Set exercise » Restate the material word for word and leave out anything that is a picture.

Chart and figure data »

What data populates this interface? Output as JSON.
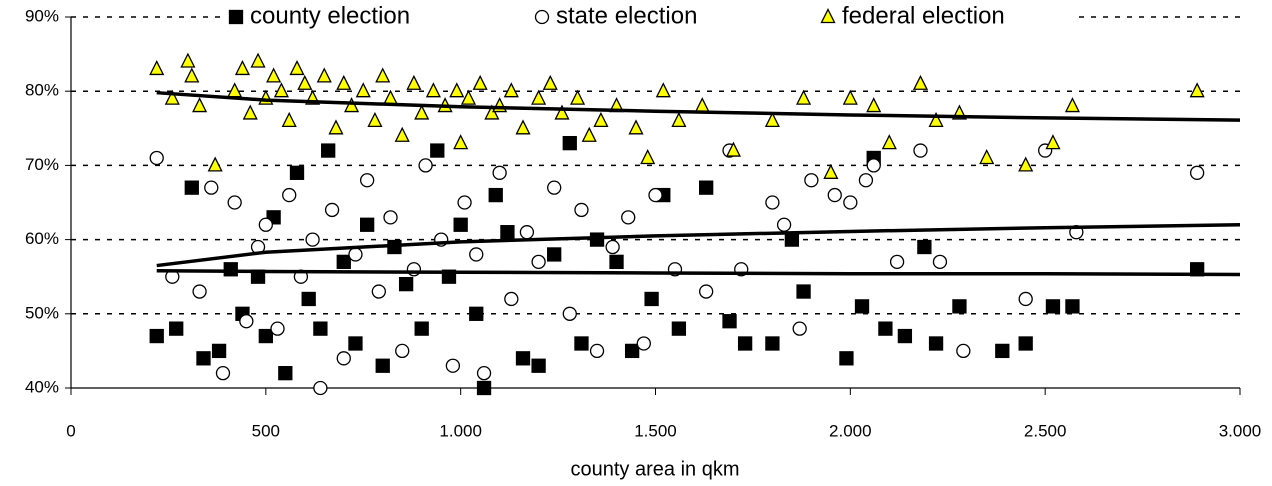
{
  "chart_data": {
    "type": "scatter",
    "xlabel": "county area in qkm",
    "xlim": [
      0,
      3000
    ],
    "xticks": [
      0,
      500,
      {
        "value": 1000,
        "label": "1.000"
      },
      {
        "value": 1500,
        "label": "1.500"
      },
      {
        "value": 2000,
        "label": "2.000"
      },
      {
        "value": 2500,
        "label": "2.500"
      },
      {
        "value": 3000,
        "label": "3.000"
      }
    ],
    "ylim": [
      40,
      90
    ],
    "yticks": [
      {
        "value": 40,
        "label": "40%"
      },
      {
        "value": 50,
        "label": "50%"
      },
      {
        "value": 60,
        "label": "60%"
      },
      {
        "value": 70,
        "label": "70%"
      },
      {
        "value": 80,
        "label": "80%"
      },
      {
        "value": 90,
        "label": "90%"
      }
    ],
    "grid": true,
    "legend": "top",
    "series": [
      {
        "name": "county election",
        "marker": "square",
        "color": "#000000",
        "x": [
          220,
          270,
          310,
          340,
          380,
          410,
          440,
          480,
          500,
          520,
          550,
          580,
          610,
          640,
          660,
          700,
          730,
          760,
          800,
          830,
          860,
          900,
          940,
          970,
          1000,
          1040,
          1060,
          1090,
          1120,
          1160,
          1200,
          1240,
          1280,
          1310,
          1350,
          1400,
          1440,
          1490,
          1520,
          1560,
          1630,
          1690,
          1730,
          1800,
          1850,
          1880,
          1990,
          2030,
          2060,
          2090,
          2140,
          2190,
          2220,
          2280,
          2390,
          2450,
          2520,
          2570,
          2890
        ],
        "values": [
          47,
          48,
          67,
          44,
          45,
          56,
          50,
          55,
          47,
          63,
          42,
          69,
          52,
          48,
          72,
          57,
          46,
          62,
          43,
          59,
          54,
          48,
          72,
          55,
          62,
          50,
          40,
          66,
          61,
          44,
          43,
          58,
          73,
          46,
          60,
          57,
          45,
          52,
          66,
          48,
          67,
          49,
          46,
          46,
          60,
          53,
          44,
          51,
          71,
          48,
          47,
          59,
          46,
          51,
          45,
          46,
          51,
          51,
          56
        ]
      },
      {
        "name": "state election",
        "marker": "circle",
        "color": "#ffffff",
        "x": [
          220,
          260,
          330,
          360,
          390,
          420,
          450,
          480,
          500,
          530,
          560,
          590,
          620,
          640,
          670,
          700,
          730,
          760,
          790,
          820,
          850,
          880,
          910,
          950,
          980,
          1010,
          1040,
          1060,
          1100,
          1130,
          1170,
          1200,
          1240,
          1280,
          1310,
          1350,
          1390,
          1430,
          1470,
          1500,
          1550,
          1630,
          1690,
          1720,
          1800,
          1830,
          1870,
          1900,
          1960,
          2000,
          2040,
          2060,
          2120,
          2180,
          2230,
          2290,
          2450,
          2500,
          2580,
          2890
        ],
        "values": [
          71,
          55,
          53,
          67,
          42,
          65,
          49,
          59,
          62,
          48,
          66,
          55,
          60,
          40,
          64,
          44,
          58,
          68,
          53,
          63,
          45,
          56,
          70,
          60,
          43,
          65,
          58,
          42,
          69,
          52,
          61,
          57,
          67,
          50,
          64,
          45,
          59,
          63,
          46,
          66,
          56,
          53,
          72,
          56,
          65,
          62,
          48,
          68,
          66,
          65,
          68,
          70,
          57,
          72,
          57,
          45,
          52,
          72,
          61,
          69
        ]
      },
      {
        "name": "federal election",
        "marker": "triangle",
        "color": "#ffff00",
        "x": [
          220,
          260,
          300,
          310,
          330,
          370,
          420,
          440,
          460,
          480,
          500,
          520,
          540,
          560,
          580,
          600,
          620,
          650,
          680,
          700,
          720,
          750,
          780,
          800,
          820,
          850,
          880,
          900,
          930,
          960,
          990,
          1000,
          1020,
          1050,
          1080,
          1100,
          1130,
          1160,
          1200,
          1230,
          1260,
          1300,
          1330,
          1360,
          1400,
          1450,
          1480,
          1520,
          1560,
          1620,
          1700,
          1800,
          1880,
          1950,
          2000,
          2060,
          2100,
          2180,
          2220,
          2280,
          2350,
          2450,
          2520,
          2570,
          2890
        ],
        "values": [
          83,
          79,
          84,
          82,
          78,
          70,
          80,
          83,
          77,
          84,
          79,
          82,
          80,
          76,
          83,
          81,
          79,
          82,
          75,
          81,
          78,
          80,
          76,
          82,
          79,
          74,
          81,
          77,
          80,
          78,
          80,
          73,
          79,
          81,
          77,
          78,
          80,
          75,
          79,
          81,
          77,
          79,
          74,
          76,
          78,
          75,
          71,
          80,
          76,
          78,
          72,
          76,
          79,
          69,
          79,
          78,
          73,
          81,
          76,
          77,
          71,
          70,
          73,
          78,
          80
        ]
      }
    ],
    "trend_color": "#000000",
    "trendlines": [
      {
        "x": [
          220,
          500,
          1000,
          1500,
          2000,
          2500,
          3000
        ],
        "values": [
          55.8,
          55.7,
          55.6,
          55.5,
          55.4,
          55.4,
          55.3
        ]
      },
      {
        "x": [
          220,
          500,
          1000,
          1500,
          2000,
          2500,
          3000
        ],
        "values": [
          56.5,
          58.3,
          59.7,
          60.5,
          61.1,
          61.6,
          62.0
        ]
      },
      {
        "x": [
          220,
          500,
          1000,
          1500,
          2000,
          2500,
          3000
        ],
        "values": [
          79.8,
          78.8,
          77.9,
          77.3,
          76.8,
          76.4,
          76.1
        ]
      }
    ]
  }
}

Output of the exercise »
What data populates this interface? Output as JSON.
{
  "chart_data": {
    "type": "scatter",
    "xlabel": "county area in qkm",
    "xlim": [
      0,
      3000
    ],
    "xticks": [
      0,
      500,
      {
        "value": 1000,
        "label": "1.000"
      },
      {
        "value": 1500,
        "label": "1.500"
      },
      {
        "value": 2000,
        "label": "2.000"
      },
      {
        "value": 2500,
        "label": "2.500"
      },
      {
        "value": 3000,
        "label": "3.000"
      }
    ],
    "ylim": [
      40,
      90
    ],
    "yticks": [
      {
        "value": 40,
        "label": "40%"
      },
      {
        "value": 50,
        "label": "50%"
      },
      {
        "value": 60,
        "label": "60%"
      },
      {
        "value": 70,
        "label": "70%"
      },
      {
        "value": 80,
        "label": "80%"
      },
      {
        "value": 90,
        "label": "90%"
      }
    ],
    "grid": true,
    "legend": "top",
    "series": [
      {
        "name": "county election",
        "marker": "square",
        "color": "#000000",
        "x": [
          220,
          270,
          310,
          340,
          380,
          410,
          440,
          480,
          500,
          520,
          550,
          580,
          610,
          640,
          660,
          700,
          730,
          760,
          800,
          830,
          860,
          900,
          940,
          970,
          1000,
          1040,
          1060,
          1090,
          1120,
          1160,
          1200,
          1240,
          1280,
          1310,
          1350,
          1400,
          1440,
          1490,
          1520,
          1560,
          1630,
          1690,
          1730,
          1800,
          1850,
          1880,
          1990,
          2030,
          2060,
          2090,
          2140,
          2190,
          2220,
          2280,
          2390,
          2450,
          2520,
          2570,
          2890
        ],
        "values": [
          47,
          48,
          67,
          44,
          45,
          56,
          50,
          55,
          47,
          63,
          42,
          69,
          52,
          48,
          72,
          57,
          46,
          62,
          43,
          59,
          54,
          48,
          72,
          55,
          62,
          50,
          40,
          66,
          61,
          44,
          43,
          58,
          73,
          46,
          60,
          57,
          45,
          52,
          66,
          48,
          67,
          49,
          46,
          46,
          60,
          53,
          44,
          51,
          71,
          48,
          47,
          59,
          46,
          51,
          45,
          46,
          51,
          51,
          56
        ]
      },
      {
        "name": "state election",
        "marker": "circle",
        "color": "#ffffff",
        "x": [
          220,
          260,
          330,
          360,
          390,
          420,
          450,
          480,
          500,
          530,
          560,
          590,
          620,
          640,
          670,
          700,
          730,
          760,
          790,
          820,
          850,
          880,
          910,
          950,
          980,
          1010,
          1040,
          1060,
          1100,
          1130,
          1170,
          1200,
          1240,
          1280,
          1310,
          1350,
          1390,
          1430,
          1470,
          1500,
          1550,
          1630,
          1690,
          1720,
          1800,
          1830,
          1870,
          1900,
          1960,
          2000,
          2040,
          2060,
          2120,
          2180,
          2230,
          2290,
          2450,
          2500,
          2580,
          2890
        ],
        "values": [
          71,
          55,
          53,
          67,
          42,
          65,
          49,
          59,
          62,
          48,
          66,
          55,
          60,
          40,
          64,
          44,
          58,
          68,
          53,
          63,
          45,
          56,
          70,
          60,
          43,
          65,
          58,
          42,
          69,
          52,
          61,
          57,
          67,
          50,
          64,
          45,
          59,
          63,
          46,
          66,
          56,
          53,
          72,
          56,
          65,
          62,
          48,
          68,
          66,
          65,
          68,
          70,
          57,
          72,
          57,
          45,
          52,
          72,
          61,
          69
        ]
      },
      {
        "name": "federal election",
        "marker": "triangle",
        "color": "#ffff00",
        "x": [
          220,
          260,
          300,
          310,
          330,
          370,
          420,
          440,
          460,
          480,
          500,
          520,
          540,
          560,
          580,
          600,
          620,
          650,
          680,
          700,
          720,
          750,
          780,
          800,
          820,
          850,
          880,
          900,
          930,
          960,
          990,
          1000,
          1020,
          1050,
          1080,
          1100,
          1130,
          1160,
          1200,
          1230,
          1260,
          1300,
          1330,
          1360,
          1400,
          1450,
          1480,
          1520,
          1560,
          1620,
          1700,
          1800,
          1880,
          1950,
          2000,
          2060,
          2100,
          2180,
          2220,
          2280,
          2350,
          2450,
          2520,
          2570,
          2890
        ],
        "values": [
          83,
          79,
          84,
          82,
          78,
          70,
          80,
          83,
          77,
          84,
          79,
          82,
          80,
          76,
          83,
          81,
          79,
          82,
          75,
          81,
          78,
          80,
          76,
          82,
          79,
          74,
          81,
          77,
          80,
          78,
          80,
          73,
          79,
          81,
          77,
          78,
          80,
          75,
          79,
          81,
          77,
          79,
          74,
          76,
          78,
          75,
          71,
          80,
          76,
          78,
          72,
          76,
          79,
          69,
          79,
          78,
          73,
          81,
          76,
          77,
          71,
          70,
          73,
          78,
          80
        ]
      }
    ],
    "trend_color": "#000000",
    "trendlines": [
      {
        "x": [
          220,
          500,
          1000,
          1500,
          2000,
          2500,
          3000
        ],
        "values": [
          55.8,
          55.7,
          55.6,
          55.5,
          55.4,
          55.4,
          55.3
        ]
      },
      {
        "x": [
          220,
          500,
          1000,
          1500,
          2000,
          2500,
          3000
        ],
        "values": [
          56.5,
          58.3,
          59.7,
          60.5,
          61.1,
          61.6,
          62.0
        ]
      },
      {
        "x": [
          220,
          500,
          1000,
          1500,
          2000,
          2500,
          3000
        ],
        "values": [
          79.8,
          78.8,
          77.9,
          77.3,
          76.8,
          76.4,
          76.1
        ]
      }
    ]
  }
}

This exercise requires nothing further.